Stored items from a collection
start

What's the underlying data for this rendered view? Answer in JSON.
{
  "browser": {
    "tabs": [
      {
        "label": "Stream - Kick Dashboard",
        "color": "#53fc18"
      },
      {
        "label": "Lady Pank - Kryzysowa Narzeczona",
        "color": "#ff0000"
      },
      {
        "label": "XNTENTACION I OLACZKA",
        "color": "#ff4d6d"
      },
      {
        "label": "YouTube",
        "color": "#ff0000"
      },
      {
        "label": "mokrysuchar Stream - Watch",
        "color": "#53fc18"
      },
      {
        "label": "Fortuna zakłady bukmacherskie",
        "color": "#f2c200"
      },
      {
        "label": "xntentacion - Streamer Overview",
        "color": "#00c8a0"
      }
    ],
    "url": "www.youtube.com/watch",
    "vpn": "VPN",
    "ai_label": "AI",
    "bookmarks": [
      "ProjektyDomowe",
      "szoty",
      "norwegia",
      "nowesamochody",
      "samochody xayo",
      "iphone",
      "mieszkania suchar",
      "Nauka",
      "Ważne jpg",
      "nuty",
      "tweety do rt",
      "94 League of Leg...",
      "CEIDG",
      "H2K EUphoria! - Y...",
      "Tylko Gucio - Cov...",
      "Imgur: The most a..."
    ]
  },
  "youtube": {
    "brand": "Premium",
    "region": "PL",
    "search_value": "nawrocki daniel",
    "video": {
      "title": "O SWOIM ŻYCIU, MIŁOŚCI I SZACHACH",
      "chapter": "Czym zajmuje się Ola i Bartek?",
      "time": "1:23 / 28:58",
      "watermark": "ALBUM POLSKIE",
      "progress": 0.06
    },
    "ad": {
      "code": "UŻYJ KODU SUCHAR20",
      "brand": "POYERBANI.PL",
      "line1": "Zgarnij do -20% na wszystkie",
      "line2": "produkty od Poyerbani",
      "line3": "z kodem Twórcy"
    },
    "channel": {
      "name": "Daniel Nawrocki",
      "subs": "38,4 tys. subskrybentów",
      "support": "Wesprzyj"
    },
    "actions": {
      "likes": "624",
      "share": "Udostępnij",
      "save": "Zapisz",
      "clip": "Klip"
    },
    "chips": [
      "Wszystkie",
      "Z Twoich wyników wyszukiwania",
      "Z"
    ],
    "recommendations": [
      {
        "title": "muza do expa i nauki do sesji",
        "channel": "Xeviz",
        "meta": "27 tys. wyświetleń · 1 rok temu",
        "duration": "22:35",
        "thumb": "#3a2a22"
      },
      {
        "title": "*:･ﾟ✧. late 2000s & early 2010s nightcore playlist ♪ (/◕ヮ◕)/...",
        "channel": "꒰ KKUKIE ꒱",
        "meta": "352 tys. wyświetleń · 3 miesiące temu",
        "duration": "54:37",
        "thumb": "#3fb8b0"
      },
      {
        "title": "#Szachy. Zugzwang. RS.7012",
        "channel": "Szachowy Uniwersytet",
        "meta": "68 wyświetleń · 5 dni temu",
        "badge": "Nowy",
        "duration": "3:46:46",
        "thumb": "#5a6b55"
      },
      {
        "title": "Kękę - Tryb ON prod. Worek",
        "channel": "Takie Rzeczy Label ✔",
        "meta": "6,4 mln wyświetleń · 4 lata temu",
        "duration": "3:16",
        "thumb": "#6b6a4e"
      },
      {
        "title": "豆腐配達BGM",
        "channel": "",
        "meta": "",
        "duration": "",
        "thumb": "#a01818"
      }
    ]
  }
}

end
start

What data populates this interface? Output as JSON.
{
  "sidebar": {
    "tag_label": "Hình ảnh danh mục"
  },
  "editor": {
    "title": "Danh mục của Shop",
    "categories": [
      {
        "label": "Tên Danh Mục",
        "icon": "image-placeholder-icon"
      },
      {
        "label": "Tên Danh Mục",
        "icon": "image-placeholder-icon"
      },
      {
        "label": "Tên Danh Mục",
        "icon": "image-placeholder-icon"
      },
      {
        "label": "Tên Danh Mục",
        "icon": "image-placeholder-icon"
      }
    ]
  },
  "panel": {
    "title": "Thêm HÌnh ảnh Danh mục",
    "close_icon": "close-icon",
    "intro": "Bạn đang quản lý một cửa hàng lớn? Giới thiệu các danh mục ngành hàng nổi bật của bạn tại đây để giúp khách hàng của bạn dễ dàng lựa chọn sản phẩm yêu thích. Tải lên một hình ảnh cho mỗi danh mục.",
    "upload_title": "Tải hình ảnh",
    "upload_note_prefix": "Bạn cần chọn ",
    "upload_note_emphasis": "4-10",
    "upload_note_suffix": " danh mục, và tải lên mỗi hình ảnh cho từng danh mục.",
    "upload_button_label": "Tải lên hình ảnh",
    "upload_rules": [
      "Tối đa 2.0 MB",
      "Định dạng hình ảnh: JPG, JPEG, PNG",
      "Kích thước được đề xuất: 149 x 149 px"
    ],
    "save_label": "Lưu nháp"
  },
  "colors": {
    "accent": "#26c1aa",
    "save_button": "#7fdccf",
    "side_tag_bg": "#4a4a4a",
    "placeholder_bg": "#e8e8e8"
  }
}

end
start

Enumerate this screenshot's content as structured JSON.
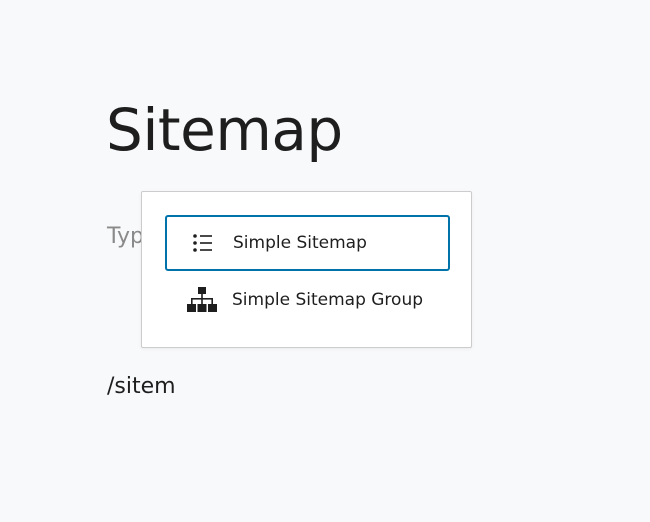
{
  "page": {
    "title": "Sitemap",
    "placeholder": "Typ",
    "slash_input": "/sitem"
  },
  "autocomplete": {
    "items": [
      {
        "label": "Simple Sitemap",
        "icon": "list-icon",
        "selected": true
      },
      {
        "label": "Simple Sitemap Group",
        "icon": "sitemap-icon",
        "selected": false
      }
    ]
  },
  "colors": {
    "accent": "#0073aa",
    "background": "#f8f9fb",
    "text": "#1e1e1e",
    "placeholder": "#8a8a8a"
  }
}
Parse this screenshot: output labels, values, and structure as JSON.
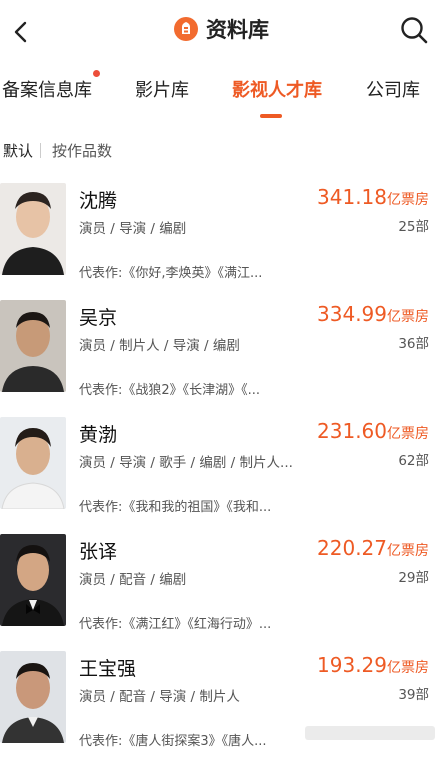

end

Exercise requirements: Using the listing above, repeat word for word each line from the one with "Enumerate this screenshot's" down to the one with "Parse this screenshot: output", both included. Omit all pictures.

Correct output:
Enumerate this screenshot's content as structured JSON.
{
  "page": {
    "title": "Sitemap",
    "placeholder": "Typ",
    "slash_input": "/sitem"
  },
  "autocomplete": {
    "items": [
      {
        "label": "Simple Sitemap",
        "icon": "list-icon",
        "selected": true
      },
      {
        "label": "Simple Sitemap Group",
        "icon": "sitemap-icon",
        "selected": false
      }
    ]
  },
  "colors": {
    "accent": "#0073aa",
    "background": "#f8f9fb",
    "text": "#1e1e1e",
    "placeholder": "#8a8a8a"
  }
}
Parse this screenshot: output labels, values, and structure as JSON.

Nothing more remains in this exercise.